>>>

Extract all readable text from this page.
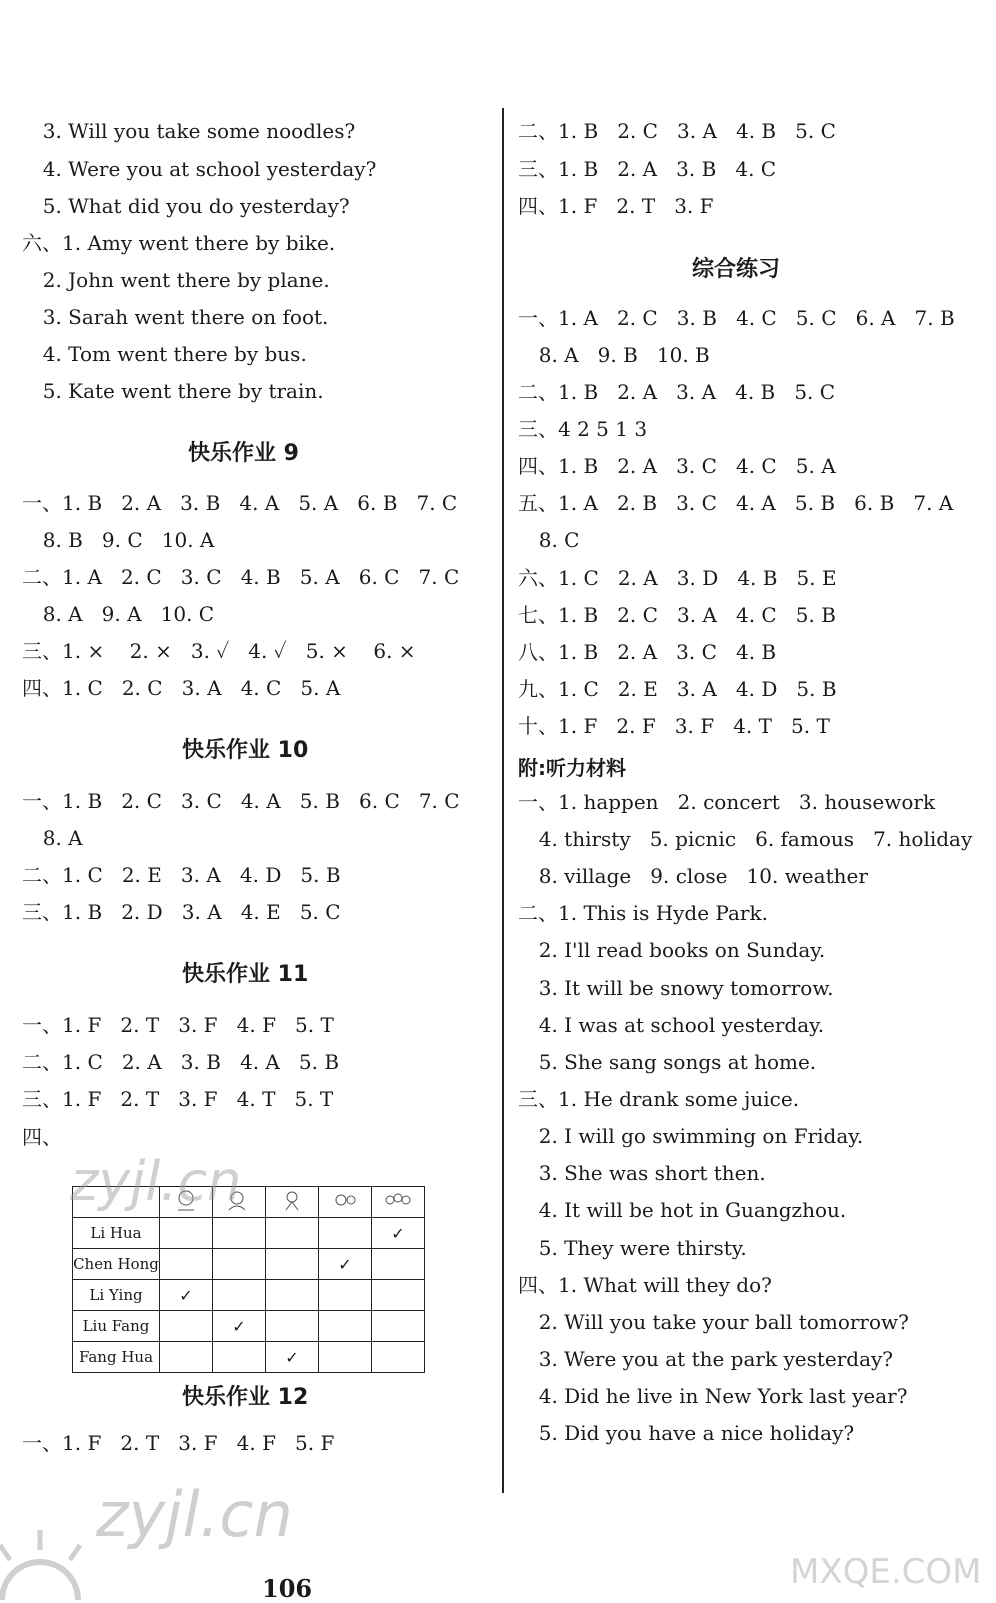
3. Will you take some noodles?
4. Were you at school yesterday?
5. What did you do yesterday?
六、1. Amy went there by bike.
2. John went there by plane.
3. Sarah went there on foot.
4. Tom went there by bus.
5. Kate went there by train.
快乐作业 9
一、1. B   2. A   3. B   4. A   5. A   6. B   7. C
8. B   9. C   10. A
二、1. A   2. C   3. C   4. B   5. A   6. C   7. C
8. A   9. A   10. C
三、1. ×    2. ×   3. ✓   4. ✓   5. ×    6. ×
四、1. C   2. C   3. A   4. C   5. A
快乐作业 10
一、1. B   2. C   3. C   4. A   5. B   6. C   7. C
8. A
二、1. C   2. E   3. A   4. D   5. B
三、1. B   2. D   3. A   4. E   5. C
快乐作业 11
一、1. F   2. T   3. F   4. F   5. T
二、1. C   2. A   3. B   4. A   5. B
三、1. F   2. T   3. F   4. T   5. T
四、

Li Hua					✓
Chen Hong				✓	
Li Ying	✓				
Liu Fang		✓			
Fang Hua			✓		
快乐作业 12
一、1. F   2. T   3. F   4. F   5. F
二、1. B   2. C   3. A   4. B   5. C
三、1. B   2. A   3. B   4. C
四、1. F   2. T   3. F
综合练习
一、1. A   2. C   3. B   4. C   5. C   6. A   7. B
8. A   9. B   10. B
二、1. B   2. A   3. A   4. B   5. C
三、4 2 5 1 3
四、1. B   2. A   3. C   4. C   5. A
五、1. A   2. B   3. C   4. A   5. B   6. B   7. A
8. C
六、1. C   2. A   3. D   4. B   5. E
七、1. B   2. C   3. A   4. C   5. B
八、1. B   2. A   3. C   4. B
九、1. C   2. E   3. A   4. D   5. B
十、1. F   2. F   3. F   4. T   5. T
附:听力材料
一、1. happen   2. concert   3. housework
4. thirsty   5. picnic   6. famous   7. holiday
8. village   9. close   10. weather
二、1. This is Hyde Park.
2. I'll read books on Sunday.
3. It will be snowy tomorrow.
4. I was at school yesterday.
5. She sang songs at home.
三、1. He drank some juice.
2. I will go swimming on Friday.
3. She was short then.
4. It will be hot in Guangzhou.
5. They were thirsty.
四、1. What will they do?
2. Will you take your ball tomorrow?
3. Were you at the park yesterday?
4. Did he live in New York last year?
5. Did you have a nice holiday?
zyjl.cn
zyjl.cn
MXQE.COM
106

<<<

▶ **Exercise task**
Which lines include "went"? Copy each of them out.

▶ **Answer to the exercise**
六、1. Amy went there by bike.
2. John went there by plane.
3. Sarah went there on foot.
4. Tom went there by bus.
5. Kate went there by train.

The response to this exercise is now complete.